* [Set of tasks]:
**A.** In the post quoting Nomai's annual report, what capacity will the Infinity 2000 drive offer?
**B.** Summarize the post quoting Nomai's annual report in two sentences.

To: John T. Hardee who wrote (7059)8/22/1998 2:52:00 AM
From: Dale Stempson  Read Replies (2) | Respond to of 7685
 
RE: Nomai (Annual Report snips)
________________________________________

A few references to SyQuest:

>>> The growth was very fast until 1997, then slowed rapidly following market upheavals : very strong deceleration of the peripherals for Apple Macintosh , almost halt of consumables for SyQuest drives, domination of Iomega with Zip on the bottom-of-the-range market, unavailability of components for CD-RW drives.

At the end of the first quarter of 1997, NOMAI saw the collapse of the hard disk cartridge market which represented more than 50 % of the activity in 1996. This collapse was explained by the losses of significant market shares of Apple and SyQuest which caused an important reduction in the end-users consumption.

Very strong tensions on the prices started at the end of the summer. These tensions were created by one of the principal American competitors (SyQuest) which operated with strongly negative gross margins between August and the end of the year. <<<

New product references:

>>> NOMAI envisages to market a new drive with its associated cartridge using the hard disk technology, the Infinity 2000. These drive will offer a capacity of 2 Giga-Bytes. It is currently in qualification by OEM manufacturers and will be marketed to the general public at the end of 1998. It's price should be very attractive.

* [Supplied material]:
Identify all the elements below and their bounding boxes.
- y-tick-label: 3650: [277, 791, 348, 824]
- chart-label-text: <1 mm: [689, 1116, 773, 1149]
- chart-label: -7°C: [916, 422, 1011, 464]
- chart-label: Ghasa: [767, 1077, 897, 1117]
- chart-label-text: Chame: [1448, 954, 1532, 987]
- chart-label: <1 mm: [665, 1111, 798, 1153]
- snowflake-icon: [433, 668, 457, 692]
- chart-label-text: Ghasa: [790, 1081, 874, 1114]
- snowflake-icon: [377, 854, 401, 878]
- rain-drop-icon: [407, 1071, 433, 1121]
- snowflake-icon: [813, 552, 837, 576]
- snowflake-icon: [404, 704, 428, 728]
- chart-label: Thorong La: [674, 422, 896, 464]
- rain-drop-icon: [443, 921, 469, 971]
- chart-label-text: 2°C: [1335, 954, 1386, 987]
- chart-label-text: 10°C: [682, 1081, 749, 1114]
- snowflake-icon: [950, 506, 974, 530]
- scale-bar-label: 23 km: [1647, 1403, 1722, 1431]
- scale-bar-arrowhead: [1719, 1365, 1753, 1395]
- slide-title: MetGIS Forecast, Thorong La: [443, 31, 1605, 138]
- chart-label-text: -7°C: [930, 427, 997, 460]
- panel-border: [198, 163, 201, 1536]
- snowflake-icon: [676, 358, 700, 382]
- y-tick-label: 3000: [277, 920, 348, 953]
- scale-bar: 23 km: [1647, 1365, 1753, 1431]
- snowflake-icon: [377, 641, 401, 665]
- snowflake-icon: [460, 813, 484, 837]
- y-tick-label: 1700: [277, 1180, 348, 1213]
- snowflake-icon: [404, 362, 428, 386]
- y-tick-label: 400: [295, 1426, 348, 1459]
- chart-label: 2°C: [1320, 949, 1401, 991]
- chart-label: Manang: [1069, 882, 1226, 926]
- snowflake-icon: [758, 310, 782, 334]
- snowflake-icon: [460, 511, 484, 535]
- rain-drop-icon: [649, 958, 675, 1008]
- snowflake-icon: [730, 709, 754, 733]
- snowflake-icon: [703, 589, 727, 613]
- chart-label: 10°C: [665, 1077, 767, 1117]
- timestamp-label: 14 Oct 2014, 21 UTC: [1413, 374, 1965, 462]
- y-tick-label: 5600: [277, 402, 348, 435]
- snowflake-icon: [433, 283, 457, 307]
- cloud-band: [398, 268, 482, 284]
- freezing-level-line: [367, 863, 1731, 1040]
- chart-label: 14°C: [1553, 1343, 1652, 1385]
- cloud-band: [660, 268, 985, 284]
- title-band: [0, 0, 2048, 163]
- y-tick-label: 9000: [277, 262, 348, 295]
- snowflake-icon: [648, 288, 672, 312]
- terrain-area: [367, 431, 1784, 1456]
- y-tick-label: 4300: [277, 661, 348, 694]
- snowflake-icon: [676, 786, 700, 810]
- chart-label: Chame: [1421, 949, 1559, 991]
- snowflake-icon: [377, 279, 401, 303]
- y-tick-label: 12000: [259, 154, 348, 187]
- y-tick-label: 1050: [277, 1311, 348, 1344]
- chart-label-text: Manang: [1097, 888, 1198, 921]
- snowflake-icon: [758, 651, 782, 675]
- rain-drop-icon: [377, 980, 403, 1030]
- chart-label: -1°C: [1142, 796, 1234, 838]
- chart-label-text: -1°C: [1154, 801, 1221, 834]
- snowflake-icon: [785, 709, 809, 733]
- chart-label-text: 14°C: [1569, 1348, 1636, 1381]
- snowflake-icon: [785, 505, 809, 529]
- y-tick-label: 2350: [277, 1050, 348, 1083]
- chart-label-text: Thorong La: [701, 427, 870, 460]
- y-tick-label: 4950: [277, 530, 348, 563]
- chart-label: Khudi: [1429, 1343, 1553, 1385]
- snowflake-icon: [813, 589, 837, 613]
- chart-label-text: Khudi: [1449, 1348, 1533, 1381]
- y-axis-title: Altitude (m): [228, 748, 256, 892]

* [Answers to the problems]:
**A.** 2 gigabytes.

**B.** Nomai's fast growth slowed sharply in 1997 after market upheavals, including the collapse of the hard disk cartridge market (over half its 1996 activity) and heavy price pressure from SyQuest, which sold at strongly negative gross margins late in the year. Nomai plans to market the Infinity 2000, a 2-gigabyte hard disk drive with its own cartridge that is in qualification by OEM manufacturers and due for the general public at the end of 1998.